==== Dataset records ====
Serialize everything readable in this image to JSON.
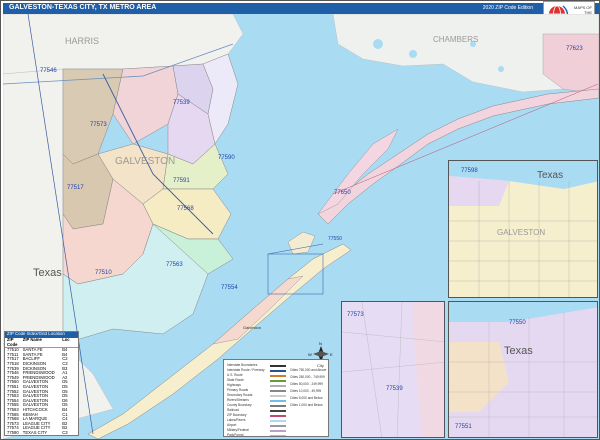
{
  "title": "GALVESTON-TEXAS CITY, TX METRO AREA",
  "edition": "2020 ZIP Code Edition",
  "brand": {
    "lines": [
      "MAPS OF",
      "THE WORLD"
    ]
  },
  "colors": {
    "water": "#a9dbf3",
    "land_outside": "#f2f2f0",
    "title_bar": "#1f5fa8"
  },
  "place_labels": {
    "harris": "HARRIS",
    "chambers": "CHAMBERS",
    "texas_main": "Texas",
    "galveston_county": "GALVESTON",
    "galveston_city": "Galveston",
    "texas_inset": "Texas",
    "galveston_inset": "GALVESTON",
    "texas_inset3": "Texas"
  },
  "zip_labels": [
    "77546",
    "77573",
    "77510",
    "77517",
    "77539",
    "77591",
    "77568",
    "77590",
    "77563",
    "77554",
    "77650",
    "77550",
    "77623",
    "77598"
  ],
  "inset_labels": {
    "inset1_zip": "77598",
    "inset2_zip_a": "77573",
    "inset2_zip_b": "77539",
    "inset3_zip_a": "77550",
    "inset3_zip_b": "77551"
  },
  "compass": {
    "n": "N",
    "s": "S",
    "e": "E",
    "w": "W"
  },
  "city_label": "City",
  "zip_table": {
    "title": "ZIP Code Index/Grid Location",
    "headers": [
      "ZIP Code",
      "ZIP Name",
      "Loc"
    ],
    "rows": [
      [
        "77510",
        "SANTA FE",
        "B4"
      ],
      [
        "77511",
        "SANTA FE",
        "B4"
      ],
      [
        "77517",
        "BACLIFF",
        "C2"
      ],
      [
        "77518",
        "DICKINSON",
        "C3"
      ],
      [
        "77539",
        "DICKINSON",
        "B3"
      ],
      [
        "77546",
        "FRIENDSWOOD",
        "A1"
      ],
      [
        "77549",
        "FRIENDSWOOD",
        "A2"
      ],
      [
        "77550",
        "GALVESTON",
        "D5"
      ],
      [
        "77551",
        "GALVESTON",
        "D5"
      ],
      [
        "77552",
        "GALVESTON",
        "D5"
      ],
      [
        "77553",
        "GALVESTON",
        "D5"
      ],
      [
        "77554",
        "GALVESTON",
        "D6"
      ],
      [
        "77555",
        "GALVESTON",
        "D5"
      ],
      [
        "77563",
        "HITCHCOCK",
        "B4"
      ],
      [
        "77565",
        "KEMAH",
        "C1"
      ],
      [
        "77568",
        "LA MARQUE",
        "C4"
      ],
      [
        "77573",
        "LEAGUE CITY",
        "B2"
      ],
      [
        "77574",
        "LEAGUE CITY",
        "B2"
      ],
      [
        "77590",
        "TEXAS CITY",
        "C3"
      ],
      [
        "77591",
        "TEXAS CITY",
        "C3"
      ],
      [
        "77592",
        "TEXAS CITY",
        "C3"
      ],
      [
        "77617",
        "GILCHRIST",
        "F4"
      ],
      [
        "77623",
        "HIGH ISLAND",
        "G2"
      ],
      [
        "77650",
        "PORT BOLIVAR",
        "E4"
      ]
    ]
  },
  "legend": {
    "rows": [
      "Interstate Boundaries",
      "Interstate Route / Freeway",
      "U.S. Route",
      "State Route",
      "Highways",
      "Primary Roads",
      "Secondary Roads",
      "Rivers/Streams",
      "County Boundary",
      "Railroad",
      "ZIP Boundary",
      "Lakes/Rivers",
      "Airport",
      "Military/Federal",
      "Park/Forest"
    ],
    "right": [
      "Cities 750,000 and Above",
      "Cities 250,000 - 749,999",
      "Cities 50,000 - 249,999",
      "Cities 10,000 - 49,999",
      "Cities 5,000 and Below",
      "Cities 1,000 and Below"
    ]
  }
}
====
| What to do |
Go through the entries above and pull out each line with "Cities" in it.

| Result |
      "Cities 750,000 and Above",
      "Cities 250,000 - 749,999",
      "Cities 50,000 - 249,999",
      "Cities 10,000 - 49,999",
      "Cities 5,000 and Below",
      "Cities 1,000 and Below"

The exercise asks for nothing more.